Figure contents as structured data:
◇ ◇ ◇ ◇ ◇

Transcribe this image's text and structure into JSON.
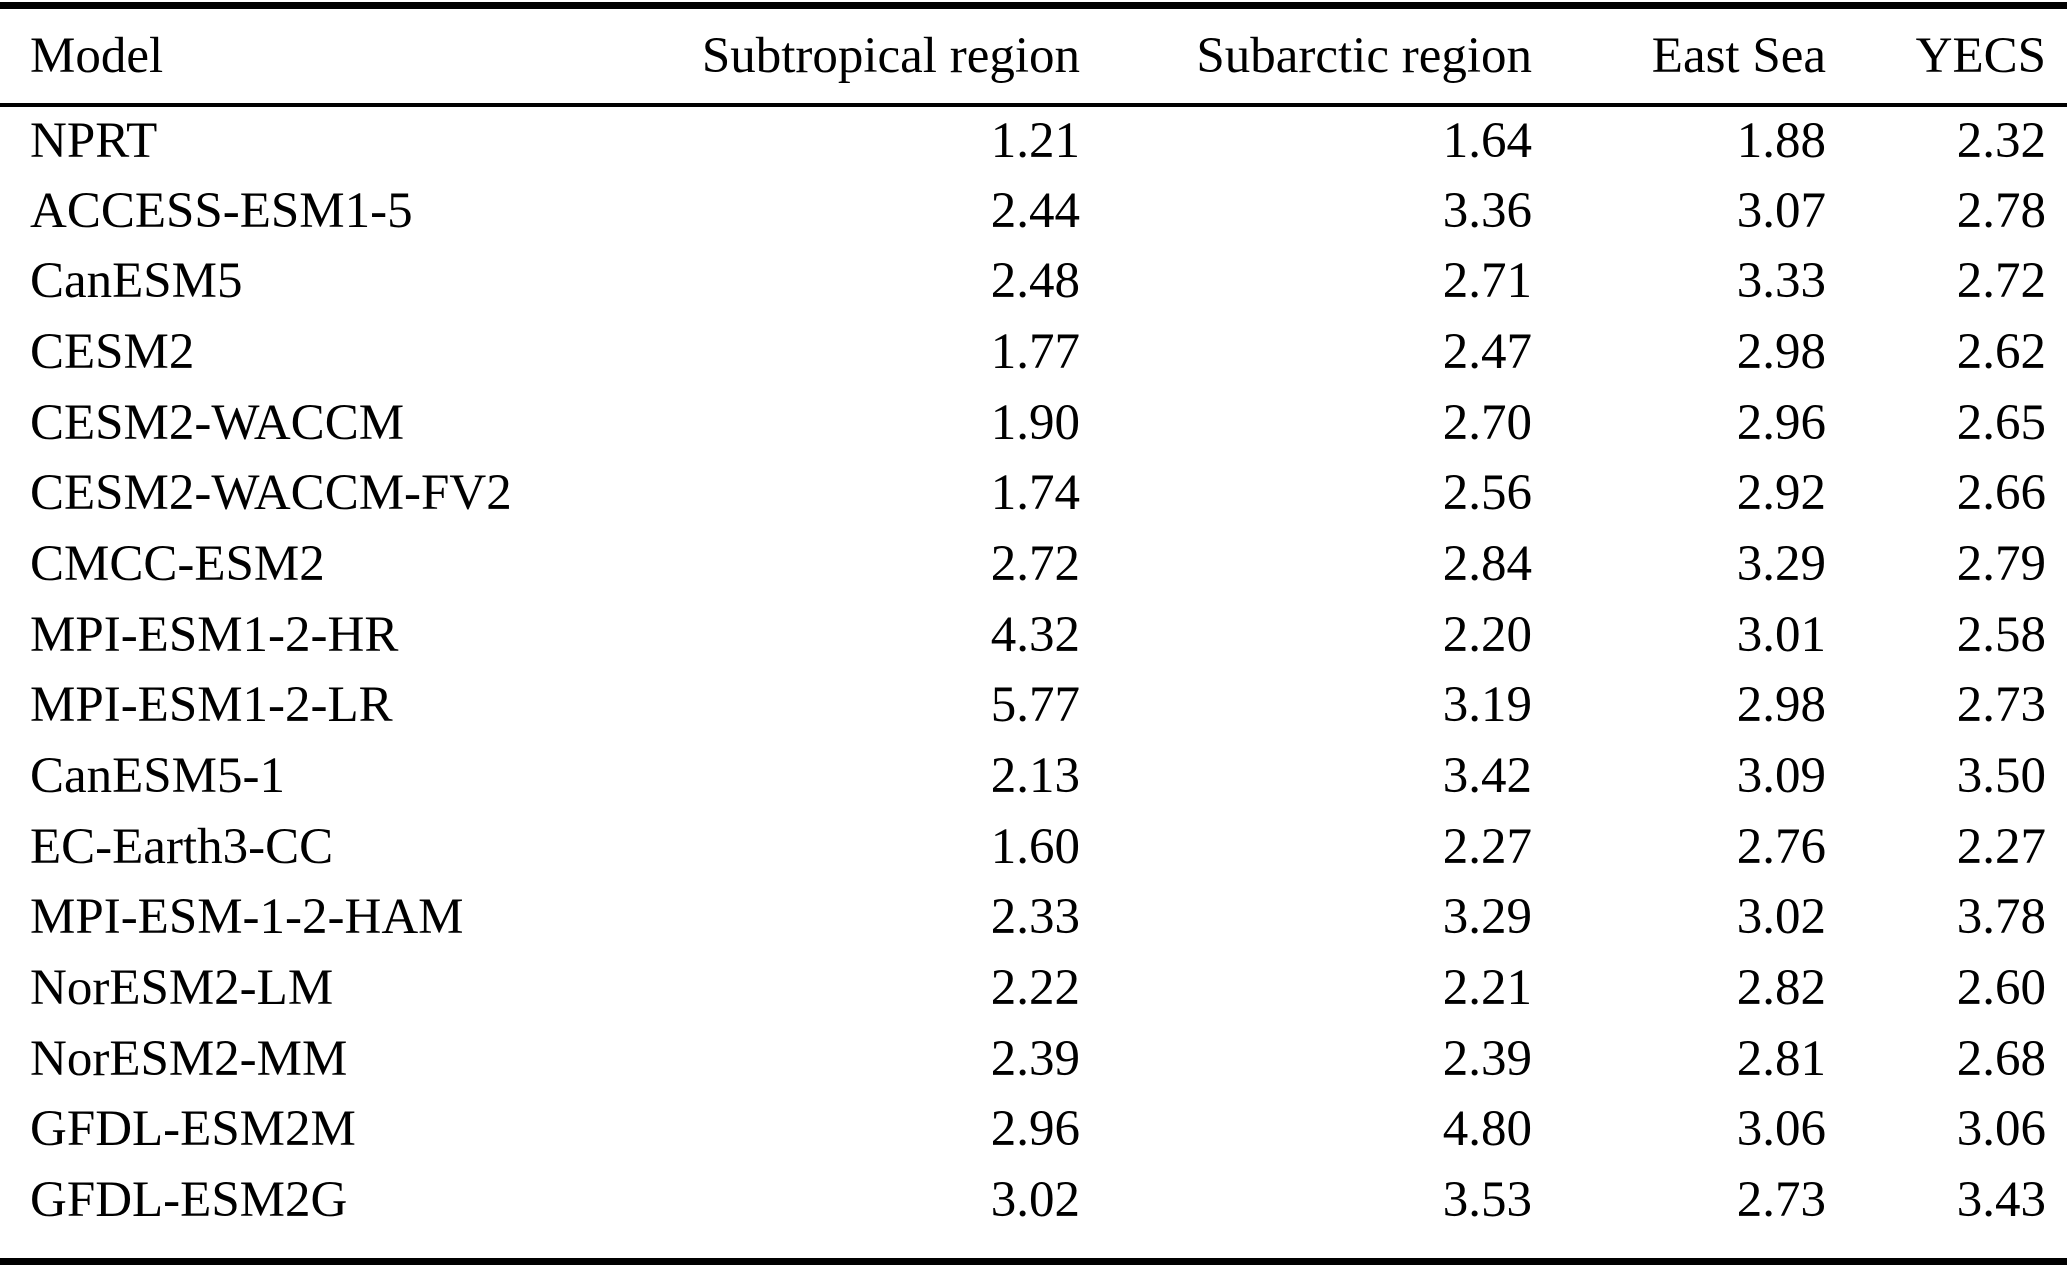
{
  "colors": {
    "background": "#ffffff",
    "text": "#000000",
    "rule": "#000000"
  },
  "table": {
    "columns": [
      "Model",
      "Subtropical region",
      "Subarctic region",
      "East Sea",
      "YECS"
    ],
    "rows": [
      {
        "model": "NPRT",
        "values": [
          "1.21",
          "1.64",
          "1.88",
          "2.32"
        ]
      },
      {
        "model": "ACCESS-ESM1-5",
        "values": [
          "2.44",
          "3.36",
          "3.07",
          "2.78"
        ]
      },
      {
        "model": "CanESM5",
        "values": [
          "2.48",
          "2.71",
          "3.33",
          "2.72"
        ]
      },
      {
        "model": "CESM2",
        "values": [
          "1.77",
          "2.47",
          "2.98",
          "2.62"
        ]
      },
      {
        "model": "CESM2-WACCM",
        "values": [
          "1.90",
          "2.70",
          "2.96",
          "2.65"
        ]
      },
      {
        "model": "CESM2-WACCM-FV2",
        "values": [
          "1.74",
          "2.56",
          "2.92",
          "2.66"
        ]
      },
      {
        "model": "CMCC-ESM2",
        "values": [
          "2.72",
          "2.84",
          "3.29",
          "2.79"
        ]
      },
      {
        "model": "MPI-ESM1-2-HR",
        "values": [
          "4.32",
          "2.20",
          "3.01",
          "2.58"
        ]
      },
      {
        "model": "MPI-ESM1-2-LR",
        "values": [
          "5.77",
          "3.19",
          "2.98",
          "2.73"
        ]
      },
      {
        "model": "CanESM5-1",
        "values": [
          "2.13",
          "3.42",
          "3.09",
          "3.50"
        ]
      },
      {
        "model": "EC-Earth3-CC",
        "values": [
          "1.60",
          "2.27",
          "2.76",
          "2.27"
        ]
      },
      {
        "model": "MPI-ESM-1-2-HAM",
        "values": [
          "2.33",
          "3.29",
          "3.02",
          "3.78"
        ]
      },
      {
        "model": "NorESM2-LM",
        "values": [
          "2.22",
          "2.21",
          "2.82",
          "2.60"
        ]
      },
      {
        "model": "NorESM2-MM",
        "values": [
          "2.39",
          "2.39",
          "2.81",
          "2.68"
        ]
      },
      {
        "model": "GFDL-ESM2M",
        "values": [
          "2.96",
          "4.80",
          "3.06",
          "3.06"
        ]
      },
      {
        "model": "GFDL-ESM2G",
        "values": [
          "3.02",
          "3.53",
          "2.73",
          "3.43"
        ]
      }
    ]
  }
}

◇ ◇ ◇ ◇ ◇

Leaving aside the images, write out the entries above word for word.

Transcribe this image's text and structure into JSON.
{
  "colors": {
    "background": "#ffffff",
    "text": "#000000",
    "rule": "#000000"
  },
  "table": {
    "columns": [
      "Model",
      "Subtropical region",
      "Subarctic region",
      "East Sea",
      "YECS"
    ],
    "rows": [
      {
        "model": "NPRT",
        "values": [
          "1.21",
          "1.64",
          "1.88",
          "2.32"
        ]
      },
      {
        "model": "ACCESS-ESM1-5",
        "values": [
          "2.44",
          "3.36",
          "3.07",
          "2.78"
        ]
      },
      {
        "model": "CanESM5",
        "values": [
          "2.48",
          "2.71",
          "3.33",
          "2.72"
        ]
      },
      {
        "model": "CESM2",
        "values": [
          "1.77",
          "2.47",
          "2.98",
          "2.62"
        ]
      },
      {
        "model": "CESM2-WACCM",
        "values": [
          "1.90",
          "2.70",
          "2.96",
          "2.65"
        ]
      },
      {
        "model": "CESM2-WACCM-FV2",
        "values": [
          "1.74",
          "2.56",
          "2.92",
          "2.66"
        ]
      },
      {
        "model": "CMCC-ESM2",
        "values": [
          "2.72",
          "2.84",
          "3.29",
          "2.79"
        ]
      },
      {
        "model": "MPI-ESM1-2-HR",
        "values": [
          "4.32",
          "2.20",
          "3.01",
          "2.58"
        ]
      },
      {
        "model": "MPI-ESM1-2-LR",
        "values": [
          "5.77",
          "3.19",
          "2.98",
          "2.73"
        ]
      },
      {
        "model": "CanESM5-1",
        "values": [
          "2.13",
          "3.42",
          "3.09",
          "3.50"
        ]
      },
      {
        "model": "EC-Earth3-CC",
        "values": [
          "1.60",
          "2.27",
          "2.76",
          "2.27"
        ]
      },
      {
        "model": "MPI-ESM-1-2-HAM",
        "values": [
          "2.33",
          "3.29",
          "3.02",
          "3.78"
        ]
      },
      {
        "model": "NorESM2-LM",
        "values": [
          "2.22",
          "2.21",
          "2.82",
          "2.60"
        ]
      },
      {
        "model": "NorESM2-MM",
        "values": [
          "2.39",
          "2.39",
          "2.81",
          "2.68"
        ]
      },
      {
        "model": "GFDL-ESM2M",
        "values": [
          "2.96",
          "4.80",
          "3.06",
          "3.06"
        ]
      },
      {
        "model": "GFDL-ESM2G",
        "values": [
          "3.02",
          "3.53",
          "2.73",
          "3.43"
        ]
      }
    ]
  }
}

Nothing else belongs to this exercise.